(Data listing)
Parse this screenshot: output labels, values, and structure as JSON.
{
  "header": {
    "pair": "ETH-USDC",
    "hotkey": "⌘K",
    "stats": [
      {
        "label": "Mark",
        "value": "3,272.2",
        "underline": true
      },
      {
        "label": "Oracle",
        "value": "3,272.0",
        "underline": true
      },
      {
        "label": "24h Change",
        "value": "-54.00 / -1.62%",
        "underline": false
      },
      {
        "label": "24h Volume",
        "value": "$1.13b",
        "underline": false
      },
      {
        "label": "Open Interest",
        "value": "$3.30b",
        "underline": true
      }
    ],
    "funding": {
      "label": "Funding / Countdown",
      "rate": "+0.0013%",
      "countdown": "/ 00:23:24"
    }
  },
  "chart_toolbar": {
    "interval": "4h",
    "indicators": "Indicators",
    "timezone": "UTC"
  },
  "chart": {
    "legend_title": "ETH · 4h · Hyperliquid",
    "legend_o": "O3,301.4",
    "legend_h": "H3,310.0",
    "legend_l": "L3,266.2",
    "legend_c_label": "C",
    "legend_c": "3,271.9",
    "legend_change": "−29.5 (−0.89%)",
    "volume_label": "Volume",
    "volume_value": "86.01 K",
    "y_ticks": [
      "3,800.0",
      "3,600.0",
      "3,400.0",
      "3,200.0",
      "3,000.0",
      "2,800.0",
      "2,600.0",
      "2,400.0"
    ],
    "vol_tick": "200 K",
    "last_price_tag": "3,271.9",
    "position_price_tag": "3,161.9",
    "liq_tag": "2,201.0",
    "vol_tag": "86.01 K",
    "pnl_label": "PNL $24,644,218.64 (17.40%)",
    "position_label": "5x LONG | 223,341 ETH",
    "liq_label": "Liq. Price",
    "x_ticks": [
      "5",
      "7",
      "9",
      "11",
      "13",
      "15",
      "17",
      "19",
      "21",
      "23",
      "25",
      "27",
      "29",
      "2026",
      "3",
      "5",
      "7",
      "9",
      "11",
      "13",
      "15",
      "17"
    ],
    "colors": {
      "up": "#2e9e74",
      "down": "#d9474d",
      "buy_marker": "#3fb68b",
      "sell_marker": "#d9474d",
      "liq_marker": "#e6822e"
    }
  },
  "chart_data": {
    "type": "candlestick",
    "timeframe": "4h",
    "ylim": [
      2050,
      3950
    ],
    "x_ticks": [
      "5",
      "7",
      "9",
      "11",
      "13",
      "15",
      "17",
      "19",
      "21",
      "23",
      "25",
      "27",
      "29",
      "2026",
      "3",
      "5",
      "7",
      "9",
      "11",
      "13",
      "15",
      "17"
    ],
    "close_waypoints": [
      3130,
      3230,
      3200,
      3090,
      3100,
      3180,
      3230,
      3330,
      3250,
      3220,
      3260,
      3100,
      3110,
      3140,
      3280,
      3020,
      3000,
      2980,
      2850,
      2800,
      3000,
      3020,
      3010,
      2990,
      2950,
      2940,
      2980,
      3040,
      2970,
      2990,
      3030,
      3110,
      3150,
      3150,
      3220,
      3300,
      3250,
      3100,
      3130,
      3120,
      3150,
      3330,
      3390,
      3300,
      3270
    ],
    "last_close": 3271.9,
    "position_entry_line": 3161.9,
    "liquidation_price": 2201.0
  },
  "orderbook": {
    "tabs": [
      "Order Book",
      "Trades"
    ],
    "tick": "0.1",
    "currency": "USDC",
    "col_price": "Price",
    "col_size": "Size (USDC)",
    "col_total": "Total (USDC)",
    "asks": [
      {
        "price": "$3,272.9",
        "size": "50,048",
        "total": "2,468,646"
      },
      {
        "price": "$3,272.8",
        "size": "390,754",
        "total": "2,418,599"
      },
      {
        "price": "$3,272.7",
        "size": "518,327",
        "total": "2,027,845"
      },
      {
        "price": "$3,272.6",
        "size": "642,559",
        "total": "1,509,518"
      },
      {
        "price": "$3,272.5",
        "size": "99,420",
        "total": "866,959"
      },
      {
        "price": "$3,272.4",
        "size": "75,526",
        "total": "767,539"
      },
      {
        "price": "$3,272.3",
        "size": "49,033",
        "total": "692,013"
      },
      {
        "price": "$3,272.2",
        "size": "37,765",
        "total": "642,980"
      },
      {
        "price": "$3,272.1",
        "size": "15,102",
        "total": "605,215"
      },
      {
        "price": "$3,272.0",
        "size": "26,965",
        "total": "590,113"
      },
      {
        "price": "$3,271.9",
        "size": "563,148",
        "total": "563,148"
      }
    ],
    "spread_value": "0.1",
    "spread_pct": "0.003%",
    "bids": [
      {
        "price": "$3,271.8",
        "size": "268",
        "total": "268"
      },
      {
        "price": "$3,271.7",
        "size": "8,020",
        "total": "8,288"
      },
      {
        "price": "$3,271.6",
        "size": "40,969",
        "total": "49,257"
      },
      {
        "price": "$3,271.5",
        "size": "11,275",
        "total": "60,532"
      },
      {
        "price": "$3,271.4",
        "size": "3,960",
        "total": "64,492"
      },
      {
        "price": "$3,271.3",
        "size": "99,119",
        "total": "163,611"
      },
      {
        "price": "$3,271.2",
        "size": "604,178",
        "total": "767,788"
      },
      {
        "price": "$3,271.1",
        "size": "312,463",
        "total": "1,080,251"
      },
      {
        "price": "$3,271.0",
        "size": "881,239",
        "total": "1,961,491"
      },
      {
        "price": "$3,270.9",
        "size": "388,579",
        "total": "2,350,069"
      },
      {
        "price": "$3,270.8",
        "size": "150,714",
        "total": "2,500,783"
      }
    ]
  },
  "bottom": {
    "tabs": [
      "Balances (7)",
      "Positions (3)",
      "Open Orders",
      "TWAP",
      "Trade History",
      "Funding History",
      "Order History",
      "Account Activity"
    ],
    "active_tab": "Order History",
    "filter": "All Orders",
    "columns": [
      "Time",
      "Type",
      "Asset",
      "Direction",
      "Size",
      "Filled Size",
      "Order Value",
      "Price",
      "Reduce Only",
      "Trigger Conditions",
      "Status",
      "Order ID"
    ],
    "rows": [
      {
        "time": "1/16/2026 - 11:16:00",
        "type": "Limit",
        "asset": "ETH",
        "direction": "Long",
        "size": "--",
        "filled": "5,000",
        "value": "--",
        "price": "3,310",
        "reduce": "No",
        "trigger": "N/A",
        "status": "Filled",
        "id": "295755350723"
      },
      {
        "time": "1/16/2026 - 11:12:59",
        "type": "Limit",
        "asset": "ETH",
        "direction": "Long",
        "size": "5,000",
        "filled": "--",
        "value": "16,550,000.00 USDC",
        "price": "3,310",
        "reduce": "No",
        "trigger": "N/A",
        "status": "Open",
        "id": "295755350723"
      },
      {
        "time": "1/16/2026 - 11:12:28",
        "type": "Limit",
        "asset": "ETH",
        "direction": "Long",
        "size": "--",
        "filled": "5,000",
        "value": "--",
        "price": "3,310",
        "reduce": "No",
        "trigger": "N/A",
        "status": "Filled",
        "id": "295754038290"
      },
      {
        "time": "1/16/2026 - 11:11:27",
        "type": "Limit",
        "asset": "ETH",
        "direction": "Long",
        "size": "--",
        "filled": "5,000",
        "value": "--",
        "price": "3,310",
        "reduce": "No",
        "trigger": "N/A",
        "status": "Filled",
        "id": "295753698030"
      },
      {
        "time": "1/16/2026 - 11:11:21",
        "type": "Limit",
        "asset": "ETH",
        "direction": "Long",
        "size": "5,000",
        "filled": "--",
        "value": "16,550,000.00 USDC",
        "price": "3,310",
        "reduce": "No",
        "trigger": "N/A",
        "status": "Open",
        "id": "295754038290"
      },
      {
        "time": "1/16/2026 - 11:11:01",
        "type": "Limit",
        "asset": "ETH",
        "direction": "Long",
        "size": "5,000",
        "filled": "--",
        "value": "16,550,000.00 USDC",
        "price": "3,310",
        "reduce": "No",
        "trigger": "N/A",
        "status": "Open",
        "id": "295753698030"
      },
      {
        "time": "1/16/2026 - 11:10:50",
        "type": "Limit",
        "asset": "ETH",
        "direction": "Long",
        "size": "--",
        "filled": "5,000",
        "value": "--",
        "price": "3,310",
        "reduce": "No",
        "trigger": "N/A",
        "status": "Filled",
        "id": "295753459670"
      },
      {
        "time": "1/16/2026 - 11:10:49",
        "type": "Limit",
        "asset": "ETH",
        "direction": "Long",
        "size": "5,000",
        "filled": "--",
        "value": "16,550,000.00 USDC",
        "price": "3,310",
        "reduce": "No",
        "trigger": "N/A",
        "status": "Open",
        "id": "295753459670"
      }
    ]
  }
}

→ What is required: Which lines contain "History"? Copy each of them out.

→ The result:
      "Trade History",
      "Funding History",
      "Order History",
    "active_tab": "Order History",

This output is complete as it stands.